## LISTED ENTRIES
--
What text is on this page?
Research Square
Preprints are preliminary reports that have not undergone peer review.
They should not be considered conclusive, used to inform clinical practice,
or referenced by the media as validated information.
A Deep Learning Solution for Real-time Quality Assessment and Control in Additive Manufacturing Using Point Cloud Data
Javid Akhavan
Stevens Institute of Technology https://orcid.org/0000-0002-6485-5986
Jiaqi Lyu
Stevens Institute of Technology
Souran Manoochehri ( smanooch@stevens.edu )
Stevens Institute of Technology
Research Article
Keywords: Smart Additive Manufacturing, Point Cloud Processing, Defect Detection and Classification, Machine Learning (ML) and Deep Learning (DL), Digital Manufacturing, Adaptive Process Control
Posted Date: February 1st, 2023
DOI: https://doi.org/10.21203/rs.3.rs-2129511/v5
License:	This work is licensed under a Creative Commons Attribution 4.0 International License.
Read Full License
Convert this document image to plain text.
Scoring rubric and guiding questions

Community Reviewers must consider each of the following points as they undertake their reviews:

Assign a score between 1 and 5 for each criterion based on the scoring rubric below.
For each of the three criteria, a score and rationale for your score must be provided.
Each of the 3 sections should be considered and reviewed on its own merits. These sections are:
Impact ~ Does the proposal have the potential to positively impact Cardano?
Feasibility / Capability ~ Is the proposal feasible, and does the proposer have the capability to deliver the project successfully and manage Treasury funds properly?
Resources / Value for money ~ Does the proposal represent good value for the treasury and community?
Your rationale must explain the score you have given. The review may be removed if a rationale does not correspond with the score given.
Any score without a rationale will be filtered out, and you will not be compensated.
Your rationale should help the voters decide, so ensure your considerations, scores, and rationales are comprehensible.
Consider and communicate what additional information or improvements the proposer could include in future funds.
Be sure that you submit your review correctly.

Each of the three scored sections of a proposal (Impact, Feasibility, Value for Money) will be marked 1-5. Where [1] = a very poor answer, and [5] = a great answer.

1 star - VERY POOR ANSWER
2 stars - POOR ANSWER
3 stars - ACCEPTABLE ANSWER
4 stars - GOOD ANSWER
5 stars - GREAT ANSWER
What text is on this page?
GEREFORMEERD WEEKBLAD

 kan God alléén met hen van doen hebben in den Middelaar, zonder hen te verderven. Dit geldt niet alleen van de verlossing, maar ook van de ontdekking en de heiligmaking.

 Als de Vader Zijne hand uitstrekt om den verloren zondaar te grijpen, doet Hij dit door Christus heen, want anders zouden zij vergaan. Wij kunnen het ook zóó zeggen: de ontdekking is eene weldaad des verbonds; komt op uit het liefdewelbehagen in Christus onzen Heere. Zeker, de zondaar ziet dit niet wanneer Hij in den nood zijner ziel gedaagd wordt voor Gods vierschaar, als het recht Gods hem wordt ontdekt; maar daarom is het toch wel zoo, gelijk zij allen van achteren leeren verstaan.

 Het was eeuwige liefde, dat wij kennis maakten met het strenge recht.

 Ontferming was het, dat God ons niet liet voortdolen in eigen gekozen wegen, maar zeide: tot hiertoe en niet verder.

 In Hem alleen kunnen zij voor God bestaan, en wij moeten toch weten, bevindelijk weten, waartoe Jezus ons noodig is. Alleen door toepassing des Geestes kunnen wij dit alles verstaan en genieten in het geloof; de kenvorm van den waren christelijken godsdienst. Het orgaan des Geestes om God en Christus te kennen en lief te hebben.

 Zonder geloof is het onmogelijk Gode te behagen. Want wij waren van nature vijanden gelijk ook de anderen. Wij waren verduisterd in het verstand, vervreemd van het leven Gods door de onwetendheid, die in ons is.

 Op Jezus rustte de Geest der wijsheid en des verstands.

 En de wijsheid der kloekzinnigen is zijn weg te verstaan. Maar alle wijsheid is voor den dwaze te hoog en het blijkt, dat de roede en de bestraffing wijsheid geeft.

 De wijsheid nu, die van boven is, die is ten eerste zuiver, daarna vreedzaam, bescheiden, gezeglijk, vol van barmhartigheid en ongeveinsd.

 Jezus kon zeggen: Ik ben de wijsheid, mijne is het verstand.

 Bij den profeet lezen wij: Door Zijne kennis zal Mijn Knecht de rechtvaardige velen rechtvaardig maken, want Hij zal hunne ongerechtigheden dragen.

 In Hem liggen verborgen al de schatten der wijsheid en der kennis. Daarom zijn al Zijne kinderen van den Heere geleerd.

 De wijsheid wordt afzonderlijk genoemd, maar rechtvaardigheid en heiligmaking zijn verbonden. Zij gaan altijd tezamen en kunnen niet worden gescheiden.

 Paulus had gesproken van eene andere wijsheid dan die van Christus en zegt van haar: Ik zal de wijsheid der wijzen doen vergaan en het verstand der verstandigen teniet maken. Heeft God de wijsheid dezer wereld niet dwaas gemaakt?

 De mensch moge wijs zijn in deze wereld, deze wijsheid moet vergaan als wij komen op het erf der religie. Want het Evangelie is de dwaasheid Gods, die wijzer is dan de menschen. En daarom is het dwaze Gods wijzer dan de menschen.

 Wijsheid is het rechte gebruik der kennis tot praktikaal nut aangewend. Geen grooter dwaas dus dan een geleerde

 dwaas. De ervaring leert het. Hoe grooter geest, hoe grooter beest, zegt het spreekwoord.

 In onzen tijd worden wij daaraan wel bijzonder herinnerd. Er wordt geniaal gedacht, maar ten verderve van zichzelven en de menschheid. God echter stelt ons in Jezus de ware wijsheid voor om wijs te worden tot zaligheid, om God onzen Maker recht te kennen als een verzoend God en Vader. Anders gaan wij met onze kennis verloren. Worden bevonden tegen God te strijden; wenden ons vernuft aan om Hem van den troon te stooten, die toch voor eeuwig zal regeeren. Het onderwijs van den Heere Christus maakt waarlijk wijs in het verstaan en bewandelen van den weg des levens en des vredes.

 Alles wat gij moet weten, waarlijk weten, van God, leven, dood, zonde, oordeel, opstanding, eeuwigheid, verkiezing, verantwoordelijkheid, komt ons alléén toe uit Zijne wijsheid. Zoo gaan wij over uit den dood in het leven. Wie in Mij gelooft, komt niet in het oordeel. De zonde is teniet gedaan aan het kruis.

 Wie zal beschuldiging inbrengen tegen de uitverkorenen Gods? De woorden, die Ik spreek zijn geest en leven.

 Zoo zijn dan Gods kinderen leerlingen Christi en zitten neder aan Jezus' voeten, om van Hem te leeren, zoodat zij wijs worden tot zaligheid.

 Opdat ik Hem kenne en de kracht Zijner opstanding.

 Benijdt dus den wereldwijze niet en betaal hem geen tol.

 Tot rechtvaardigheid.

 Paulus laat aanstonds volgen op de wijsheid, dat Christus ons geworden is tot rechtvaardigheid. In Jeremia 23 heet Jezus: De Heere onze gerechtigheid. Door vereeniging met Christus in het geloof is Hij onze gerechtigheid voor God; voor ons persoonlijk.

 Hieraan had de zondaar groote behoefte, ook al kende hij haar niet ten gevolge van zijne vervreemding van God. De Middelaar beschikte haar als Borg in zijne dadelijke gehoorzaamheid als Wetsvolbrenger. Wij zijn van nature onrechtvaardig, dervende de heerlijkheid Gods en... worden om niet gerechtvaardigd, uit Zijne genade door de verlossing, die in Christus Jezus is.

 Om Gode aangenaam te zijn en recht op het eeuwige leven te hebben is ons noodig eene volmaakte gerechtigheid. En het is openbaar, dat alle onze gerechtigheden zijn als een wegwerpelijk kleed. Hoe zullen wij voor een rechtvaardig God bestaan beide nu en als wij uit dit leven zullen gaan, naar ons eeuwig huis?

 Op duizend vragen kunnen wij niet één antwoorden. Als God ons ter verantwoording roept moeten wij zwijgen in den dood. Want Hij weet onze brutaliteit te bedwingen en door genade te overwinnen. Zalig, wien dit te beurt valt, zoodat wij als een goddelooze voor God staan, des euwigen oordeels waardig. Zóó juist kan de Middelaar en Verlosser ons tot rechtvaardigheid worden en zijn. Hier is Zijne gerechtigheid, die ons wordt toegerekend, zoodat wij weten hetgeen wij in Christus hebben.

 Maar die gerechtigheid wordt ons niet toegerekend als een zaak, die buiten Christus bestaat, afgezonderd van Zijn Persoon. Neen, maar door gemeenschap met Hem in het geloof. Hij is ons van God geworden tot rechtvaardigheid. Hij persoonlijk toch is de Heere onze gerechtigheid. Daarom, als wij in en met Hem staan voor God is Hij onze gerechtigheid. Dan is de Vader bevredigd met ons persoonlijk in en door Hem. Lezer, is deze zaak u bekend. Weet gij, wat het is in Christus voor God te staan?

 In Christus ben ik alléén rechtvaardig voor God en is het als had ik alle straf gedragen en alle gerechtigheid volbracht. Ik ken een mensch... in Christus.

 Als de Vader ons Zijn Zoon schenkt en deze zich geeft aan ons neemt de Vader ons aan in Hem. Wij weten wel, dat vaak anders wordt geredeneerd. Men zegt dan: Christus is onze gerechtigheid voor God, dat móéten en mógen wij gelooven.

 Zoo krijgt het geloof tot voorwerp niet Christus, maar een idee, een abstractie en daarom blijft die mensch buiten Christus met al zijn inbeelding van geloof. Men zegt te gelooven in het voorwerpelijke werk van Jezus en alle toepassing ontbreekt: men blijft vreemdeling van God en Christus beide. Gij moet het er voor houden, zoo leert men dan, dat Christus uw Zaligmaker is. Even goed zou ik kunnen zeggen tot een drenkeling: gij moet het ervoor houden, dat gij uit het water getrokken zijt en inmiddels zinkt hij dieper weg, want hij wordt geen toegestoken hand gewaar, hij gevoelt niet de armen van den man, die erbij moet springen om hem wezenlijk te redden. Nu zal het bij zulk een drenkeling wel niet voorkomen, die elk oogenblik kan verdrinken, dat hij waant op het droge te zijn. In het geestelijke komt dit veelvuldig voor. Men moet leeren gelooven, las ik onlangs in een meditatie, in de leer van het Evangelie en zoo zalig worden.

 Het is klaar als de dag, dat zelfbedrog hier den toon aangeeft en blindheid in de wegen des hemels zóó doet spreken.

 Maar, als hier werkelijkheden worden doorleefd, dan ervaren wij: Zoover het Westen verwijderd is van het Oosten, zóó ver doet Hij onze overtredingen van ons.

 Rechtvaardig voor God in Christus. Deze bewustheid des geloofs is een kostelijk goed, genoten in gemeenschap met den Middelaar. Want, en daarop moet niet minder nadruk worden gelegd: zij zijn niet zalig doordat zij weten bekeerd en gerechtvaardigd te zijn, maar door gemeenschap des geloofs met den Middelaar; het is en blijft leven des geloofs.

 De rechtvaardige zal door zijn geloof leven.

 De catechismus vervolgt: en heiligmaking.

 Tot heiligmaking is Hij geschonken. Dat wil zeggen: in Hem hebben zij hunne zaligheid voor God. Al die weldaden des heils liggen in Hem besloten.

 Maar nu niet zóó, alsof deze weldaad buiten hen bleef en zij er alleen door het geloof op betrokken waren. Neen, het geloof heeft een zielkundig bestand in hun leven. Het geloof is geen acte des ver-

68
--
## THE REQUEST
Using the listing above, list every line in which the string "have" occurs.

## REPLY
Preprints are preliminary reports that have not undergone peer review.
Impact ~ Does the proposal have the potential to positively impact Cardano?
Feasibility / Capability ~ Is the proposal feasible, and does the proposer have the capability to deliver the project successfully and manage Treasury funds properly?
Your rationale must explain the score you have given. The review may be removed if a rationale does not correspond with the score given.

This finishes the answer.